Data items

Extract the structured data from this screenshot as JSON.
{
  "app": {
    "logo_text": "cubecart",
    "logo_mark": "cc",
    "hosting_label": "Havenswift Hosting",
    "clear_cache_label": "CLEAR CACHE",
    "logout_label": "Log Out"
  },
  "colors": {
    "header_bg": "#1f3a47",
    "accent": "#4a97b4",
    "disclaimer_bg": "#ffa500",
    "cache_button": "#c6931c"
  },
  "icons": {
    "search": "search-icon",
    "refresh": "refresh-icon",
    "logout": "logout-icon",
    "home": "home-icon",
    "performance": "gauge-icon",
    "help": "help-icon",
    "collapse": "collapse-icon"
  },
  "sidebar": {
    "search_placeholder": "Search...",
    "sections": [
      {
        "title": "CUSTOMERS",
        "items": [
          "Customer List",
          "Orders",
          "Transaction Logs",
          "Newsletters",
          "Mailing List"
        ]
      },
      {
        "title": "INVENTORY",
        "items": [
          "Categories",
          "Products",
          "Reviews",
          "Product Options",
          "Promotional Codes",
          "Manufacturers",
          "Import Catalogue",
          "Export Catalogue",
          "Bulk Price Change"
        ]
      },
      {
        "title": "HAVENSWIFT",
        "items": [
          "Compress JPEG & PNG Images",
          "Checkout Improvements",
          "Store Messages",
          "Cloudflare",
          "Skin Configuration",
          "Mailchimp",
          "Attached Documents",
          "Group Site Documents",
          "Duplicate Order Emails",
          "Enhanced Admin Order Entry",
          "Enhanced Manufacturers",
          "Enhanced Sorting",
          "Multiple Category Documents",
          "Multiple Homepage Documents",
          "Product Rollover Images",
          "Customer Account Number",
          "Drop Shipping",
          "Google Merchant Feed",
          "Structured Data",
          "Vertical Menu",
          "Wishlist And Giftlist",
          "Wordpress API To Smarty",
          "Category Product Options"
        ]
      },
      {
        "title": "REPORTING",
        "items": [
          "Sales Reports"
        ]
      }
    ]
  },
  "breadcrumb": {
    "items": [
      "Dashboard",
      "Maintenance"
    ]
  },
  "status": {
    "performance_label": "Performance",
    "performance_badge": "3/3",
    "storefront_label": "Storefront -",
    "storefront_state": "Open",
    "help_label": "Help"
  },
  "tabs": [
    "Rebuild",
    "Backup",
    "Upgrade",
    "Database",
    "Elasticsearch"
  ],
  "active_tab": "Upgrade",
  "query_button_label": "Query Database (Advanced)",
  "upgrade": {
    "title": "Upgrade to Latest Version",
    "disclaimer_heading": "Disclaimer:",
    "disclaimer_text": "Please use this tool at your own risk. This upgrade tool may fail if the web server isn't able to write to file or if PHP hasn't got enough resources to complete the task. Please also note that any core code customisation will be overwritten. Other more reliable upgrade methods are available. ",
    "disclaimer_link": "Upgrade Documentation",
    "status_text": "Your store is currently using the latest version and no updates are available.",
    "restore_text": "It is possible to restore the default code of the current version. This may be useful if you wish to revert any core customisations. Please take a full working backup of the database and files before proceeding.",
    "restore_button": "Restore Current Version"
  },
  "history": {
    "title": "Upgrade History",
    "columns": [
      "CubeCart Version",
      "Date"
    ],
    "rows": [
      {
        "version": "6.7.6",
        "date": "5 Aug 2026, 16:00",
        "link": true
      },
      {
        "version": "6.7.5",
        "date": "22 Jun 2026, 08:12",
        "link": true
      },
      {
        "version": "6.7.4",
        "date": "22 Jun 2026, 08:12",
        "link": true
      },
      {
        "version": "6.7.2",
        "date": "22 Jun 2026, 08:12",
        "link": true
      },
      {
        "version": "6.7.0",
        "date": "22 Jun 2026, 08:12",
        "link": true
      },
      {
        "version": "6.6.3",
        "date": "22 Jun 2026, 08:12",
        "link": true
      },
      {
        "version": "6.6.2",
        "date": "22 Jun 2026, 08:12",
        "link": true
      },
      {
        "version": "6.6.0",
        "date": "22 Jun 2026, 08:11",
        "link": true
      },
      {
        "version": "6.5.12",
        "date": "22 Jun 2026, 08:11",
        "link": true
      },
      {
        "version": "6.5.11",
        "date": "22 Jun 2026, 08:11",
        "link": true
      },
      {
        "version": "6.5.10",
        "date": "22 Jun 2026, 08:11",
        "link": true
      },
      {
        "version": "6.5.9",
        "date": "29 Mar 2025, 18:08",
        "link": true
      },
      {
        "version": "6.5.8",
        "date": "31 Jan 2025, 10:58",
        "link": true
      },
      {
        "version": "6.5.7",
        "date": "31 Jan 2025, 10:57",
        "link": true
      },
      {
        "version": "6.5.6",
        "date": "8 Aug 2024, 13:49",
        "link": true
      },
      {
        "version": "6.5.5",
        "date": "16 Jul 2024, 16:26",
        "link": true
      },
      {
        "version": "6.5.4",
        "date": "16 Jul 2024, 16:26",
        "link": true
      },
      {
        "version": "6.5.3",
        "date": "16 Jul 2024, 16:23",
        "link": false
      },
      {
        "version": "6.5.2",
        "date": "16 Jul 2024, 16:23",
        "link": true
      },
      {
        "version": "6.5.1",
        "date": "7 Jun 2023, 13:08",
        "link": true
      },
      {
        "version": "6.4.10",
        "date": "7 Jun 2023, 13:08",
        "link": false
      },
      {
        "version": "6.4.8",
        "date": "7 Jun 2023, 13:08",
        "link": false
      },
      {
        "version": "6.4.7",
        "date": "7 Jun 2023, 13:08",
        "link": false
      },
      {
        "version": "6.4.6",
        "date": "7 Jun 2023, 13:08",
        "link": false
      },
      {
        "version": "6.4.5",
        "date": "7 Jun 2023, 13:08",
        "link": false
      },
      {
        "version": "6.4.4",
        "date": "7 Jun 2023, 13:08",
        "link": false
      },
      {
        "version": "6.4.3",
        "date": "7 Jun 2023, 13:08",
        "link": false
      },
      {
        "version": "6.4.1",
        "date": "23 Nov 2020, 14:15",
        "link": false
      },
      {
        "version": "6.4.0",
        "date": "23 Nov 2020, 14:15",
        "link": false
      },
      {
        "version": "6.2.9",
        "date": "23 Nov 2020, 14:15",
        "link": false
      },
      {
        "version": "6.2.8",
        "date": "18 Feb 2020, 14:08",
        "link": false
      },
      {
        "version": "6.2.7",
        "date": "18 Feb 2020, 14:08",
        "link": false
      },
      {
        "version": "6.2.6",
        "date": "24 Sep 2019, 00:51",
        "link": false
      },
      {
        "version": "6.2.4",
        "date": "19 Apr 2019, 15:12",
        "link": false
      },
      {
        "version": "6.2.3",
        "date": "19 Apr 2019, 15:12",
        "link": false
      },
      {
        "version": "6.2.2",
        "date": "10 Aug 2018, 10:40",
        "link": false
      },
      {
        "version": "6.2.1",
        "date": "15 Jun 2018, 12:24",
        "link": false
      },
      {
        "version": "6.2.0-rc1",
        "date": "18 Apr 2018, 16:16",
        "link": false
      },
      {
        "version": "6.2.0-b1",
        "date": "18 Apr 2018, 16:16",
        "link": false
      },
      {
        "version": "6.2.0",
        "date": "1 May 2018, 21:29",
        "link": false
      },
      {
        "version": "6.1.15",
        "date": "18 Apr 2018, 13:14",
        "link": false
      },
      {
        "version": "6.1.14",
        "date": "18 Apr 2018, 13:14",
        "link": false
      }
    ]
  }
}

What this task involves: Output all of the data again. Match it exactly.

Correct answer:
Extract the structured data from this screenshot as JSON.
{
  "app": {
    "logo_text": "cubecart",
    "logo_mark": "cc",
    "hosting_label": "Havenswift Hosting",
    "clear_cache_label": "CLEAR CACHE",
    "logout_label": "Log Out"
  },
  "colors": {
    "header_bg": "#1f3a47",
    "accent": "#4a97b4",
    "disclaimer_bg": "#ffa500",
    "cache_button": "#c6931c"
  },
  "icons": {
    "search": "search-icon",
    "refresh": "refresh-icon",
    "logout": "logout-icon",
    "home": "home-icon",
    "performance": "gauge-icon",
    "help": "help-icon",
    "collapse": "collapse-icon"
  },
  "sidebar": {
    "search_placeholder": "Search...",
    "sections": [
      {
        "title": "CUSTOMERS",
        "items": [
          "Customer List",
          "Orders",
          "Transaction Logs",
          "Newsletters",
          "Mailing List"
        ]
      },
      {
        "title": "INVENTORY",
        "items": [
          "Categories",
          "Products",
          "Reviews",
          "Product Options",
          "Promotional Codes",
          "Manufacturers",
          "Import Catalogue",
          "Export Catalogue",
          "Bulk Price Change"
        ]
      },
      {
        "title": "HAVENSWIFT",
        "items": [
          "Compress JPEG & PNG Images",
          "Checkout Improvements",
          "Store Messages",
          "Cloudflare",
          "Skin Configuration",
          "Mailchimp",
          "Attached Documents",
          "Group Site Documents",
          "Duplicate Order Emails",
          "Enhanced Admin Order Entry",
          "Enhanced Manufacturers",
          "Enhanced Sorting",
          "Multiple Category Documents",
          "Multiple Homepage Documents",
          "Product Rollover Images",
          "Customer Account Number",
          "Drop Shipping",
          "Google Merchant Feed",
          "Structured Data",
          "Vertical Menu",
          "Wishlist And Giftlist",
          "Wordpress API To Smarty",
          "Category Product Options"
        ]
      },
      {
        "title": "REPORTING",
        "items": [
          "Sales Reports"
        ]
      }
    ]
  },
  "breadcrumb": {
    "items": [
      "Dashboard",
      "Maintenance"
    ]
  },
  "status": {
    "performance_label": "Performance",
    "performance_badge": "3/3",
    "storefront_label": "Storefront -",
    "storefront_state": "Open",
    "help_label": "Help"
  },
  "tabs": [
    "Rebuild",
    "Backup",
    "Upgrade",
    "Database",
    "Elasticsearch"
  ],
  "active_tab": "Upgrade",
  "query_button_label": "Query Database (Advanced)",
  "upgrade": {
    "title": "Upgrade to Latest Version",
    "disclaimer_heading": "Disclaimer:",
    "disclaimer_text": "Please use this tool at your own risk. This upgrade tool may fail if the web server isn't able to write to file or if PHP hasn't got enough resources to complete the task. Please also note that any core code customisation will be overwritten. Other more reliable upgrade methods are available. ",
    "disclaimer_link": "Upgrade Documentation",
    "status_text": "Your store is currently using the latest version and no updates are available.",
    "restore_text": "It is possible to restore the default code of the current version. This may be useful if you wish to revert any core customisations. Please take a full working backup of the database and files before proceeding.",
    "restore_button": "Restore Current Version"
  },
  "history": {
    "title": "Upgrade History",
    "columns": [
      "CubeCart Version",
      "Date"
    ],
    "rows": [
      {
        "version": "6.7.6",
        "date": "5 Aug 2026, 16:00",
        "link": true
      },
      {
        "version": "6.7.5",
        "date": "22 Jun 2026, 08:12",
        "link": true
      },
      {
        "version": "6.7.4",
        "date": "22 Jun 2026, 08:12",
        "link": true
      },
      {
        "version": "6.7.2",
        "date": "22 Jun 2026, 08:12",
        "link": true
      },
      {
        "version": "6.7.0",
        "date": "22 Jun 2026, 08:12",
        "link": true
      },
      {
        "version": "6.6.3",
        "date": "22 Jun 2026, 08:12",
        "link": true
      },
      {
        "version": "6.6.2",
        "date": "22 Jun 2026, 08:12",
        "link": true
      },
      {
        "version": "6.6.0",
        "date": "22 Jun 2026, 08:11",
        "link": true
      },
      {
        "version": "6.5.12",
        "date": "22 Jun 2026, 08:11",
        "link": true
      },
      {
        "version": "6.5.11",
        "date": "22 Jun 2026, 08:11",
        "link": true
      },
      {
        "version": "6.5.10",
        "date": "22 Jun 2026, 08:11",
        "link": true
      },
      {
        "version": "6.5.9",
        "date": "29 Mar 2025, 18:08",
        "link": true
      },
      {
        "version": "6.5.8",
        "date": "31 Jan 2025, 10:58",
        "link": true
      },
      {
        "version": "6.5.7",
        "date": "31 Jan 2025, 10:57",
        "link": true
      },
      {
        "version": "6.5.6",
        "date": "8 Aug 2024, 13:49",
        "link": true
      },
      {
        "version": "6.5.5",
        "date": "16 Jul 2024, 16:26",
        "link": true
      },
      {
        "version": "6.5.4",
        "date": "16 Jul 2024, 16:26",
        "link": true
      },
      {
        "version": "6.5.3",
        "date": "16 Jul 2024, 16:23",
        "link": false
      },
      {
        "version": "6.5.2",
        "date": "16 Jul 2024, 16:23",
        "link": true
      },
      {
        "version": "6.5.1",
        "date": "7 Jun 2023, 13:08",
        "link": true
      },
      {
        "version": "6.4.10",
        "date": "7 Jun 2023, 13:08",
        "link": false
      },
      {
        "version": "6.4.8",
        "date": "7 Jun 2023, 13:08",
        "link": false
      },
      {
        "version": "6.4.7",
        "date": "7 Jun 2023, 13:08",
        "link": false
      },
      {
        "version": "6.4.6",
        "date": "7 Jun 2023, 13:08",
        "link": false
      },
      {
        "version": "6.4.5",
        "date": "7 Jun 2023, 13:08",
        "link": false
      },
      {
        "version": "6.4.4",
        "date": "7 Jun 2023, 13:08",
        "link": false
      },
      {
        "version": "6.4.3",
        "date": "7 Jun 2023, 13:08",
        "link": false
      },
      {
        "version": "6.4.1",
        "date": "23 Nov 2020, 14:15",
        "link": false
      },
      {
        "version": "6.4.0",
        "date": "23 Nov 2020, 14:15",
        "link": false
      },
      {
        "version": "6.2.9",
        "date": "23 Nov 2020, 14:15",
        "link": false
      },
      {
        "version": "6.2.8",
        "date": "18 Feb 2020, 14:08",
        "link": false
      },
      {
        "version": "6.2.7",
        "date": "18 Feb 2020, 14:08",
        "link": false
      },
      {
        "version": "6.2.6",
        "date": "24 Sep 2019, 00:51",
        "link": false
      },
      {
        "version": "6.2.4",
        "date": "19 Apr 2019, 15:12",
        "link": false
      },
      {
        "version": "6.2.3",
        "date": "19 Apr 2019, 15:12",
        "link": false
      },
      {
        "version": "6.2.2",
        "date": "10 Aug 2018, 10:40",
        "link": false
      },
      {
        "version": "6.2.1",
        "date": "15 Jun 2018, 12:24",
        "link": false
      },
      {
        "version": "6.2.0-rc1",
        "date": "18 Apr 2018, 16:16",
        "link": false
      },
      {
        "version": "6.2.0-b1",
        "date": "18 Apr 2018, 16:16",
        "link": false
      },
      {
        "version": "6.2.0",
        "date": "1 May 2018, 21:29",
        "link": false
      },
      {
        "version": "6.1.15",
        "date": "18 Apr 2018, 13:14",
        "link": false
      },
      {
        "version": "6.1.14",
        "date": "18 Apr 2018, 13:14",
        "link": false
      }
    ]
  }
}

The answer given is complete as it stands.